## Exercise aim
Give every line from the entries that contains "extensions".

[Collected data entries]
☆ ☆ ☆ ☆ ☆ ☆ ☆

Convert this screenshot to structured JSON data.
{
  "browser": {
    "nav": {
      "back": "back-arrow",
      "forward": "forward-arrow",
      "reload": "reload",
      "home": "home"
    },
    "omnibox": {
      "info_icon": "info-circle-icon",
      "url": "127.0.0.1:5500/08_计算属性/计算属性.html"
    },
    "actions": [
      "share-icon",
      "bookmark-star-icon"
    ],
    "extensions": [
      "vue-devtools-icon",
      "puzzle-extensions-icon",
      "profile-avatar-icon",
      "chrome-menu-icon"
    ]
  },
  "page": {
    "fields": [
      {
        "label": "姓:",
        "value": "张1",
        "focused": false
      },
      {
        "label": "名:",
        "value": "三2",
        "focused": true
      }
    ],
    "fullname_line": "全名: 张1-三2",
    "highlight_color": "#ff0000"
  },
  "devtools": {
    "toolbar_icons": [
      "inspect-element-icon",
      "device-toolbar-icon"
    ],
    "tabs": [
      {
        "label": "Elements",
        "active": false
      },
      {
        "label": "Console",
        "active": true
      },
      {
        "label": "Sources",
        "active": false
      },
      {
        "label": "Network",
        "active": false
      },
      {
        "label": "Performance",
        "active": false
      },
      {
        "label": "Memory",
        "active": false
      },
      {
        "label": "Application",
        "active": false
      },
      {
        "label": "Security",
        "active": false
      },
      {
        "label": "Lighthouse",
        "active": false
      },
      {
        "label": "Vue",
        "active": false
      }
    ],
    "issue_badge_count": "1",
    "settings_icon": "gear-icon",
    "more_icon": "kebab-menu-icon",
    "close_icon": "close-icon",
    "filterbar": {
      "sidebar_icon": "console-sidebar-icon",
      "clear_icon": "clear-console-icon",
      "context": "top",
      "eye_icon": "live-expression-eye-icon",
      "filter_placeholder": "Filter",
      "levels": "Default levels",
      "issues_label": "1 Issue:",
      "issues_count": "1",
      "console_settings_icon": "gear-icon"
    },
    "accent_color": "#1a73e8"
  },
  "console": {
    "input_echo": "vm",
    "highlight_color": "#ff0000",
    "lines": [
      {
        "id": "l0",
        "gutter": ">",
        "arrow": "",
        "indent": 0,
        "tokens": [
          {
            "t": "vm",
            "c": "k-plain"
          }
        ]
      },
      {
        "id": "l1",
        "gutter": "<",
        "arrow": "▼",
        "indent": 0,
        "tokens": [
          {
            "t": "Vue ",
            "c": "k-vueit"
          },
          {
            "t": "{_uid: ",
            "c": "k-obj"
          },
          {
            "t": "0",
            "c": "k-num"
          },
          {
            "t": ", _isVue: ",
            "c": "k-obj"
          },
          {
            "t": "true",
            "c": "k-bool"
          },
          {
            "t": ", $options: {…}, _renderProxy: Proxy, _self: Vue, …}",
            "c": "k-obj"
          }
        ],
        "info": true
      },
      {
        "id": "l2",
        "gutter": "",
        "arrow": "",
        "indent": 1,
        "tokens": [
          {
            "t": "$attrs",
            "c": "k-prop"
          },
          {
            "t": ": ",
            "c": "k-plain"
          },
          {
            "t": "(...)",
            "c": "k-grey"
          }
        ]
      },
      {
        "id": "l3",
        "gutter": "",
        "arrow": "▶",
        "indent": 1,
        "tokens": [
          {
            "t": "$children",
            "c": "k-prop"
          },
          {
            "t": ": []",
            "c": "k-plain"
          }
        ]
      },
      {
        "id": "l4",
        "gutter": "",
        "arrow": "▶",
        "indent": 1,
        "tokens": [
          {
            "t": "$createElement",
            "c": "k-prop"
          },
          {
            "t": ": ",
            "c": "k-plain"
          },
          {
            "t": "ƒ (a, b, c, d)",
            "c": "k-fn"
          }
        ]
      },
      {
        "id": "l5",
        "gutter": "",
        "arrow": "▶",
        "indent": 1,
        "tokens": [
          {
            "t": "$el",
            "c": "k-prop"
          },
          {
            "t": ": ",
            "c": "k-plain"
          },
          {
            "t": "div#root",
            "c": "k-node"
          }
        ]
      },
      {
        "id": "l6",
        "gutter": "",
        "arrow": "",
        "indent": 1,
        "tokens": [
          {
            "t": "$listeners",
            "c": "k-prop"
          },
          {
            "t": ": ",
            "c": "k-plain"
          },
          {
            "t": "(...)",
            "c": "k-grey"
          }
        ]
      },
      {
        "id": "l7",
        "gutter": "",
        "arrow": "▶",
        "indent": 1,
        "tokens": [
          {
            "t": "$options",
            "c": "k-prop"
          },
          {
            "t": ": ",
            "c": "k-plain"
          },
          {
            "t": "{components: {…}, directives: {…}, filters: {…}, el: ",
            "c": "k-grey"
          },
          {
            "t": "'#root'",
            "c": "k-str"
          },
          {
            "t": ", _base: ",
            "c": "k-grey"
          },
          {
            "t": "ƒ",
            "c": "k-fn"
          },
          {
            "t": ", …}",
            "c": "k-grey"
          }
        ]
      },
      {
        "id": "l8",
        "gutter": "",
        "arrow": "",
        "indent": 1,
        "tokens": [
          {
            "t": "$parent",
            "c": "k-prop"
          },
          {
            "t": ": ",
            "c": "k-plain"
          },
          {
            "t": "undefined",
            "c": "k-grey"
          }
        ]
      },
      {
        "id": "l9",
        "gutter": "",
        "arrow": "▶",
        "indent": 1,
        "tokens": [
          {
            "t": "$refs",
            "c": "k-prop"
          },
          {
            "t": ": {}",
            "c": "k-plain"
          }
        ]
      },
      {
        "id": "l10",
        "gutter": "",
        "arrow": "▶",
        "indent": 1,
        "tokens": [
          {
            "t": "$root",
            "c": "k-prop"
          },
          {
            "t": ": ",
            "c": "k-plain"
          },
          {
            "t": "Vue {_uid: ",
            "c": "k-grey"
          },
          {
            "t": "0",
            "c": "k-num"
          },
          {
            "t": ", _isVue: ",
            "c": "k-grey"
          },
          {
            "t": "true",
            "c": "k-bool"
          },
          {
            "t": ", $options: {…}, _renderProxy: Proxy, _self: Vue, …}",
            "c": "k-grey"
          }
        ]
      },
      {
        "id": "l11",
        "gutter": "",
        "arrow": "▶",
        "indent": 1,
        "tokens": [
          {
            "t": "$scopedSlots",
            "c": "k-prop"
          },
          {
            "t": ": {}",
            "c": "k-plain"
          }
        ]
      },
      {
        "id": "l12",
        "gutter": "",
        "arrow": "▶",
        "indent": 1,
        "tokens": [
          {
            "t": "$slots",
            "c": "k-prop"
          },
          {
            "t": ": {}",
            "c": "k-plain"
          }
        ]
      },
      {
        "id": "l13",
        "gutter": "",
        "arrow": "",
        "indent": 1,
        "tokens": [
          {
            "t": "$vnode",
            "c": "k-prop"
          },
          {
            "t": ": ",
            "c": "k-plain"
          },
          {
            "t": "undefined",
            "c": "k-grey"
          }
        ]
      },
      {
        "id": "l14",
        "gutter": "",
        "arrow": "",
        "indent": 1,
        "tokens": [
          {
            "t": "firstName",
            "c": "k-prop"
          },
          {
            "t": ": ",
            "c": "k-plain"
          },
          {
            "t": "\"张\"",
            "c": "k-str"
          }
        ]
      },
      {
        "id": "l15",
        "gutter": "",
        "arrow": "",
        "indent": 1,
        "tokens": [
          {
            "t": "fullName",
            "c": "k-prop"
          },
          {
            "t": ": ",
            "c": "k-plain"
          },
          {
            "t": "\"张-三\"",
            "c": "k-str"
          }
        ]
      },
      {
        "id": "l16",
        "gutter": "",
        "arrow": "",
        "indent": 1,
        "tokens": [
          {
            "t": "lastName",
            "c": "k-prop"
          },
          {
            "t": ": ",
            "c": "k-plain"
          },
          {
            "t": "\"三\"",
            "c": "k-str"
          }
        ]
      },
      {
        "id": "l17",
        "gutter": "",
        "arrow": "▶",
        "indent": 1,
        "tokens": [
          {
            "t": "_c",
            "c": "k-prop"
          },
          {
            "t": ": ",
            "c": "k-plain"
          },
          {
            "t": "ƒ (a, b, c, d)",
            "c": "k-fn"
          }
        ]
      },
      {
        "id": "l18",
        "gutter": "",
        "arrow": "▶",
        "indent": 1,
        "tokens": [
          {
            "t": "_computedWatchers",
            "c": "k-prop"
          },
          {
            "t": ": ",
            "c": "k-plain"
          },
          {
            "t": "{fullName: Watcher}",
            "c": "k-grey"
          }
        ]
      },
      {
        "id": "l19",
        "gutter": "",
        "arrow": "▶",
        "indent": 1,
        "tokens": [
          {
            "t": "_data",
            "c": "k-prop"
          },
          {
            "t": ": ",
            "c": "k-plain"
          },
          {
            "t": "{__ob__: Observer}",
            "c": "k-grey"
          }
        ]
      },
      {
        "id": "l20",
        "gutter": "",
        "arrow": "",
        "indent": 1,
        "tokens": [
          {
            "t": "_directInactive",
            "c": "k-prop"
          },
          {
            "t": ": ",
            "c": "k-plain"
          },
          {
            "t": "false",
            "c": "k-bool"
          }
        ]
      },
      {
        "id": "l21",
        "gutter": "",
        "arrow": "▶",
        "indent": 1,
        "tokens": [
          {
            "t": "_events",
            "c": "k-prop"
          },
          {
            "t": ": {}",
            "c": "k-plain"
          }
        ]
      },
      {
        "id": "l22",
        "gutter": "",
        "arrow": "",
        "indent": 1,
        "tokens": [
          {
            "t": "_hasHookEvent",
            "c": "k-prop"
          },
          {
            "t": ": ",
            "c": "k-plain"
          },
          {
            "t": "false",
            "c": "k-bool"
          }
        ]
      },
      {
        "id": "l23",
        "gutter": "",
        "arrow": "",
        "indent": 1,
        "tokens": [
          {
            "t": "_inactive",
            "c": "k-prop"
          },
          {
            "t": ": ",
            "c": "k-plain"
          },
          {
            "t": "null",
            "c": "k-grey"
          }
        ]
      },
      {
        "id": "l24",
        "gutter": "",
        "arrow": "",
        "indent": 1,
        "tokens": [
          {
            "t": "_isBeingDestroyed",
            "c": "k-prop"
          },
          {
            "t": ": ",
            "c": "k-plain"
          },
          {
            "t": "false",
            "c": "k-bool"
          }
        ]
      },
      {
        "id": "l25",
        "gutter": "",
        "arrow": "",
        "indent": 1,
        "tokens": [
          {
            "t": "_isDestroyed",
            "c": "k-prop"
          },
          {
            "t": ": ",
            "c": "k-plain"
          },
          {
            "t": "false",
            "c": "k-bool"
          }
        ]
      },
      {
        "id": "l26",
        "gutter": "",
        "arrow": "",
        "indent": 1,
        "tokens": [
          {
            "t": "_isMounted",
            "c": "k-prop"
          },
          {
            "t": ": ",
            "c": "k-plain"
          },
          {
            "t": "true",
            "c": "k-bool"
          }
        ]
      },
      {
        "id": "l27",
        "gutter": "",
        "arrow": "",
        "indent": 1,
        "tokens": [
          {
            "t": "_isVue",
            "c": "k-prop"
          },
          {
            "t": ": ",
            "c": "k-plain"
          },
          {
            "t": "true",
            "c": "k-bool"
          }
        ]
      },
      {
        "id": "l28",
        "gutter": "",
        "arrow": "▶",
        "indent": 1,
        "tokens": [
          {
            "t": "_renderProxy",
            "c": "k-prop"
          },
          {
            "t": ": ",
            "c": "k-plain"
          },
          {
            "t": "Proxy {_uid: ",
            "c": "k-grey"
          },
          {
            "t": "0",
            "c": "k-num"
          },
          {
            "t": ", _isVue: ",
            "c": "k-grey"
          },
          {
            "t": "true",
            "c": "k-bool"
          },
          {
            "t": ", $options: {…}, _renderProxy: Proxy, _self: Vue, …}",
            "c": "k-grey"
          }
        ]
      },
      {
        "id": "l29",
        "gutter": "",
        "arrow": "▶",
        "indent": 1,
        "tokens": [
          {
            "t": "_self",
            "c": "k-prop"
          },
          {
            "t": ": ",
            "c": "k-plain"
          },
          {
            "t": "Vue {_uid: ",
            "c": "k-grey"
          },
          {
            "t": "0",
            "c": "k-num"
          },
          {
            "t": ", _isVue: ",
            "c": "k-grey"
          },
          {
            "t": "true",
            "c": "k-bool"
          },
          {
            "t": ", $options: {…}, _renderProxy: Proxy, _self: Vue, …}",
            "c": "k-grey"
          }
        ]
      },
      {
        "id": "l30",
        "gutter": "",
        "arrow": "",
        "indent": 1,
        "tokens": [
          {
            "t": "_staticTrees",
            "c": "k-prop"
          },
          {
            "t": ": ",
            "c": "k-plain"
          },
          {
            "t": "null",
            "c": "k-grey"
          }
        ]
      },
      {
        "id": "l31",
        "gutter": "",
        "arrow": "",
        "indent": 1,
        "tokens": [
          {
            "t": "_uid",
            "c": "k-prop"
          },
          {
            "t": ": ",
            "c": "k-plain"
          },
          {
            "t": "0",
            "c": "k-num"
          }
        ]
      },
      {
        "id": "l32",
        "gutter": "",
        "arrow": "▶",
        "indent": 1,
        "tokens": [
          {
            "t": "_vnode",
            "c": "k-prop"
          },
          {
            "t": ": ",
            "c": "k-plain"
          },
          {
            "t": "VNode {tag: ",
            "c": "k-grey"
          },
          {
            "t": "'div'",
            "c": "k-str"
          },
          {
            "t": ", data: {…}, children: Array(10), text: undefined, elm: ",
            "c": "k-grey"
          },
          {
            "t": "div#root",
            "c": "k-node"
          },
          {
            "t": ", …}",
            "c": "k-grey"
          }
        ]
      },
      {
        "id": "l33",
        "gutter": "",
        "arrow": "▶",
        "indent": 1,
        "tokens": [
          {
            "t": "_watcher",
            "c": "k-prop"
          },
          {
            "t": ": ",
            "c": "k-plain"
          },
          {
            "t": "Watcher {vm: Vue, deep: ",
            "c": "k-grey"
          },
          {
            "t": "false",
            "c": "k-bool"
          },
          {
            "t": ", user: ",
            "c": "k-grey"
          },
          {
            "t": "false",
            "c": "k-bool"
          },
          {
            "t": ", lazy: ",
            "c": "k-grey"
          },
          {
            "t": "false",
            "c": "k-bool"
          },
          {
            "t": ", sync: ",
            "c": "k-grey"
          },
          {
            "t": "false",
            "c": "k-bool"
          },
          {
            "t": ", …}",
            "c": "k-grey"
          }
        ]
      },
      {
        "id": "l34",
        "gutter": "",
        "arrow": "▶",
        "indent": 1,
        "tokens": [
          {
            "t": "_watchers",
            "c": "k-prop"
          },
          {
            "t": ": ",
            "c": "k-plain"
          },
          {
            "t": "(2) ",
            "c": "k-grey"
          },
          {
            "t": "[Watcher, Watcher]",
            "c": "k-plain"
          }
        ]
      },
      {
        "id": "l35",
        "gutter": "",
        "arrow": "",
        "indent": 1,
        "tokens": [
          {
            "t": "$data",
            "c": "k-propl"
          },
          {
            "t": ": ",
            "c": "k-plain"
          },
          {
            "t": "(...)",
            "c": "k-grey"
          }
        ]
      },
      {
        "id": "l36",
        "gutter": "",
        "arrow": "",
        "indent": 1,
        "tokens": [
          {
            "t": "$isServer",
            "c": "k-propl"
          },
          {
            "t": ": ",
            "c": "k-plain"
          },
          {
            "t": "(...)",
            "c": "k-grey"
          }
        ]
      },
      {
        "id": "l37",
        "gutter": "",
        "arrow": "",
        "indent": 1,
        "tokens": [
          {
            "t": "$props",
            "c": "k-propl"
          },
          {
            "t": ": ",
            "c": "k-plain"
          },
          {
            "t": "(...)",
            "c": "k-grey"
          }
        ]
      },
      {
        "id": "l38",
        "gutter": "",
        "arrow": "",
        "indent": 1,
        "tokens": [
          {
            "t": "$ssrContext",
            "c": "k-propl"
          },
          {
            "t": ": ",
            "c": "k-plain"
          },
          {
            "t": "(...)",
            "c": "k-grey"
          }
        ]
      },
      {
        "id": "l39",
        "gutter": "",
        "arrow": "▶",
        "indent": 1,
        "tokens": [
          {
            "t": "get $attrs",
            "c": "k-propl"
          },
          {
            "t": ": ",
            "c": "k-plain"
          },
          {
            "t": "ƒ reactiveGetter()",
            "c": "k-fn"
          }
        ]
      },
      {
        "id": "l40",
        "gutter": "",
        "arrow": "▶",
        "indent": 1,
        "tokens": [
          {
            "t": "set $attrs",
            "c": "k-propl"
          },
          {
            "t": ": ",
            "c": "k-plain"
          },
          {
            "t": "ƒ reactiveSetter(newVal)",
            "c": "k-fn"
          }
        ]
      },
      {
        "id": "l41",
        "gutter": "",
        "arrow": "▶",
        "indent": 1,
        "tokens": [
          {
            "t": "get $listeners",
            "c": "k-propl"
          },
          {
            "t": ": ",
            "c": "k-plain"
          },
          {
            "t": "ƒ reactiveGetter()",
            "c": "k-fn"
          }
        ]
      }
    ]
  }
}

☆ ☆ ☆ ☆ ☆ ☆ ☆

## The solution
    "extensions": [
      "puzzle-extensions-icon",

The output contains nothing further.